[Objective] Gather up the lines that contain "this".

──────── Exercise inputs

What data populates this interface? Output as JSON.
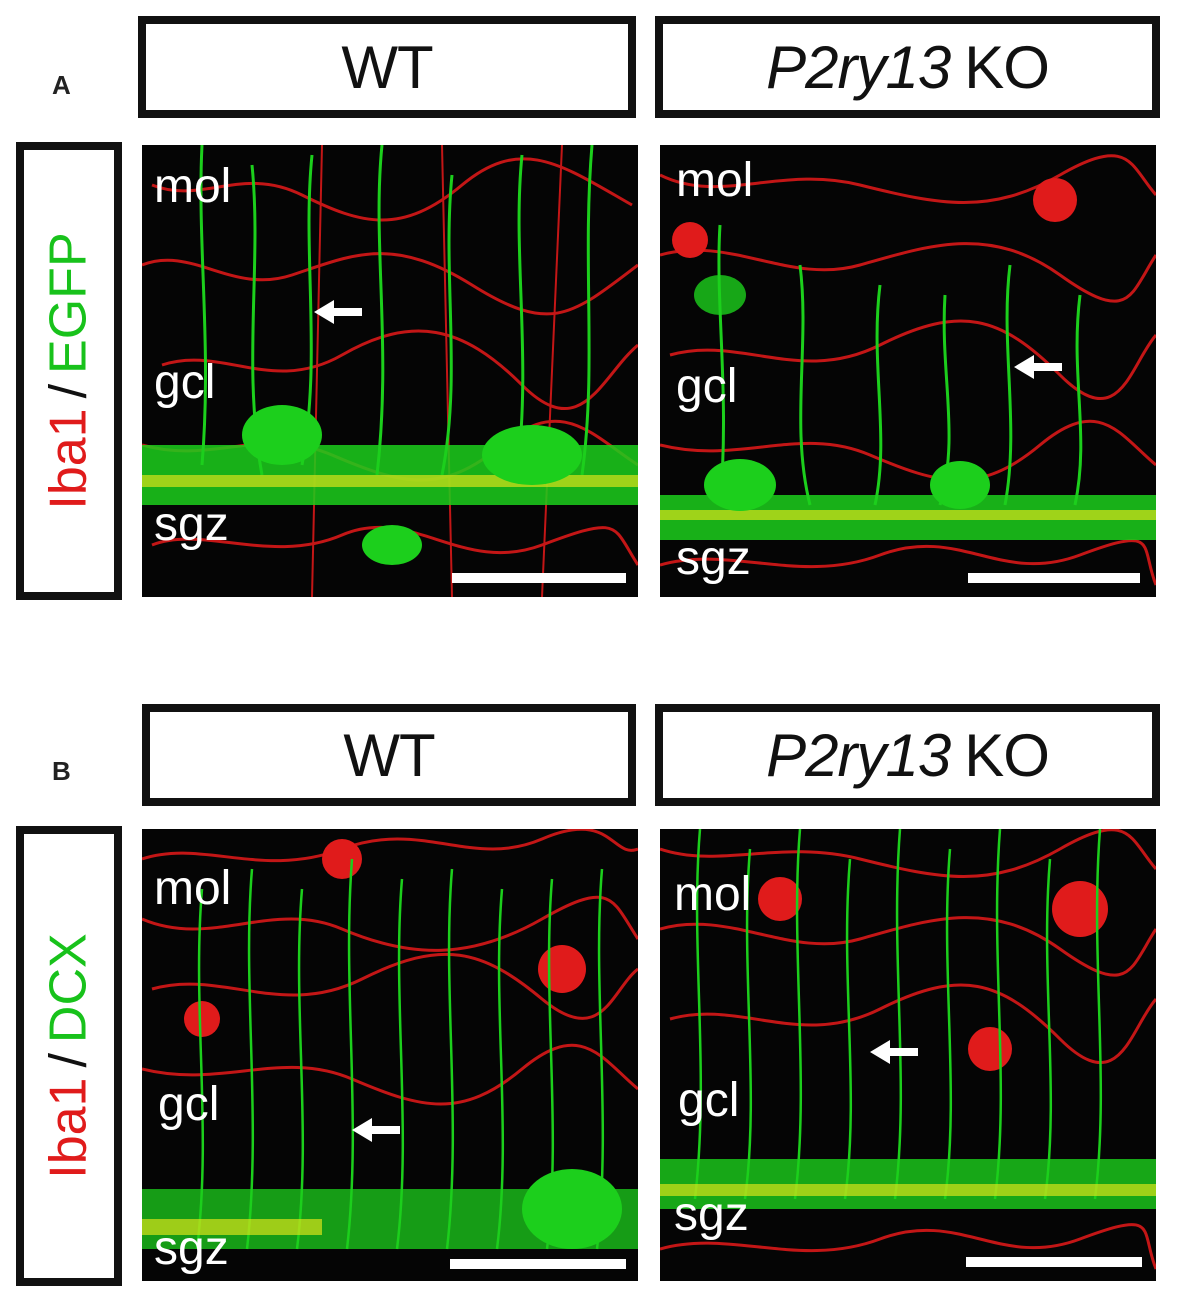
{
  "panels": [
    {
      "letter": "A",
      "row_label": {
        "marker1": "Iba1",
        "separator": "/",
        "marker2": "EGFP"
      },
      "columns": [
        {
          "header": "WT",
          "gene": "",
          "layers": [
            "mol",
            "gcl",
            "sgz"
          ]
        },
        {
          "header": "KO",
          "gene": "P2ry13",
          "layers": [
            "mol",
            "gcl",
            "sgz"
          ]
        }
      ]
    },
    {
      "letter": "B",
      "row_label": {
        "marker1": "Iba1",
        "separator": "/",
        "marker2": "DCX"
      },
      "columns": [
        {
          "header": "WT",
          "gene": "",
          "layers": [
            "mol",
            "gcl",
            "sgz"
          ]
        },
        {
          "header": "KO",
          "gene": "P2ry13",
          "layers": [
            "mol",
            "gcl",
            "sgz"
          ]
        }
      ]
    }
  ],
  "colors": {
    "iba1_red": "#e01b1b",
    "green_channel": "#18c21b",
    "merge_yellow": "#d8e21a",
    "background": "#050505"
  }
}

────────────────
──────── Exercise inputs

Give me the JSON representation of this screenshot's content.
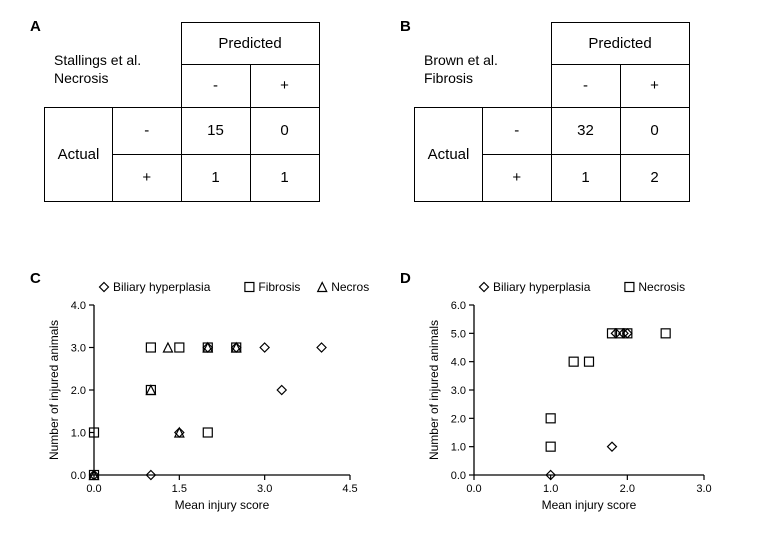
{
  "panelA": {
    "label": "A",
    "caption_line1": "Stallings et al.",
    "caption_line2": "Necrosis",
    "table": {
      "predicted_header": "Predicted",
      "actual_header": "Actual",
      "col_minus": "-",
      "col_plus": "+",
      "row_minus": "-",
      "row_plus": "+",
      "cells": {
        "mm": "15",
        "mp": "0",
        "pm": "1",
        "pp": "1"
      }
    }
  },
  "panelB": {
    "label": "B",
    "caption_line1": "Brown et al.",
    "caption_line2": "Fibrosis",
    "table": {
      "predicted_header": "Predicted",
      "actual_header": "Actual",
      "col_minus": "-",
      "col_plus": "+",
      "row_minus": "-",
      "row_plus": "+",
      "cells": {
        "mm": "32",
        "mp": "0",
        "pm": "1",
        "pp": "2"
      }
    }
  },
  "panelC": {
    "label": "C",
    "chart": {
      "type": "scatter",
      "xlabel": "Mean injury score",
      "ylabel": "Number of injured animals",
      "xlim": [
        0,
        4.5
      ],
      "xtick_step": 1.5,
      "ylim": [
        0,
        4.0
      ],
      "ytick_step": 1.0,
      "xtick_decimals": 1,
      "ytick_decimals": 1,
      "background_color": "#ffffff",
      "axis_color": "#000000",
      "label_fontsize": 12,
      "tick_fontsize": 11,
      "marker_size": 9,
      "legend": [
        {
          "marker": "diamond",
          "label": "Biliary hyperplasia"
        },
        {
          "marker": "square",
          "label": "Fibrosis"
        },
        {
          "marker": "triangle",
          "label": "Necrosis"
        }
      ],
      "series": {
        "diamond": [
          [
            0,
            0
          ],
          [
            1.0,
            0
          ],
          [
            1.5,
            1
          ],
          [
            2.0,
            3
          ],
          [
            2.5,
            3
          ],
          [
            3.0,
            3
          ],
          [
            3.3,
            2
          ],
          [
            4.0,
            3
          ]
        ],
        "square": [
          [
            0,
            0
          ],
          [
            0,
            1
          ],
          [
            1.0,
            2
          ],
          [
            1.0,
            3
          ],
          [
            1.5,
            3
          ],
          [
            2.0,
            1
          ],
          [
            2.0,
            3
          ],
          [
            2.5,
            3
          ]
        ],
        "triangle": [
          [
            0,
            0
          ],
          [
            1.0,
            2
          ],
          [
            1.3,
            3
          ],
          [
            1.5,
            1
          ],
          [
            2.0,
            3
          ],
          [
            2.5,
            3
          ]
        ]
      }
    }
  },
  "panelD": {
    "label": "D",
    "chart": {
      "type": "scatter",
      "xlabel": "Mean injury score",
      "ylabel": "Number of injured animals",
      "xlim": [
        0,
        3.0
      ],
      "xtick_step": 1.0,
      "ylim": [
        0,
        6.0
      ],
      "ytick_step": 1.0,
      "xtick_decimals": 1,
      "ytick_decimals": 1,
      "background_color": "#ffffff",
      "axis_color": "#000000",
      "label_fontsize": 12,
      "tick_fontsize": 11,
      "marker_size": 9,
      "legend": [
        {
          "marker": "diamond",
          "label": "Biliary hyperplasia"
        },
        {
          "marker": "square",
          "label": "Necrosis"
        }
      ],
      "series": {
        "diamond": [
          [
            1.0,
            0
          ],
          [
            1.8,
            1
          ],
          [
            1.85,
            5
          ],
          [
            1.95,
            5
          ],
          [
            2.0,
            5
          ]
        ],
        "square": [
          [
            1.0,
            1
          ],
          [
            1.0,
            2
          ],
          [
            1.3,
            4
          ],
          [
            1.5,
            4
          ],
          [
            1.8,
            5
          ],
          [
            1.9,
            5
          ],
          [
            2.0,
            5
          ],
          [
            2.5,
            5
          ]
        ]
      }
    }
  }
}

────────────────

[Finished exercise]
What data populates this interface? Output as JSON.
Give me the JSON representation of this screenshot's content.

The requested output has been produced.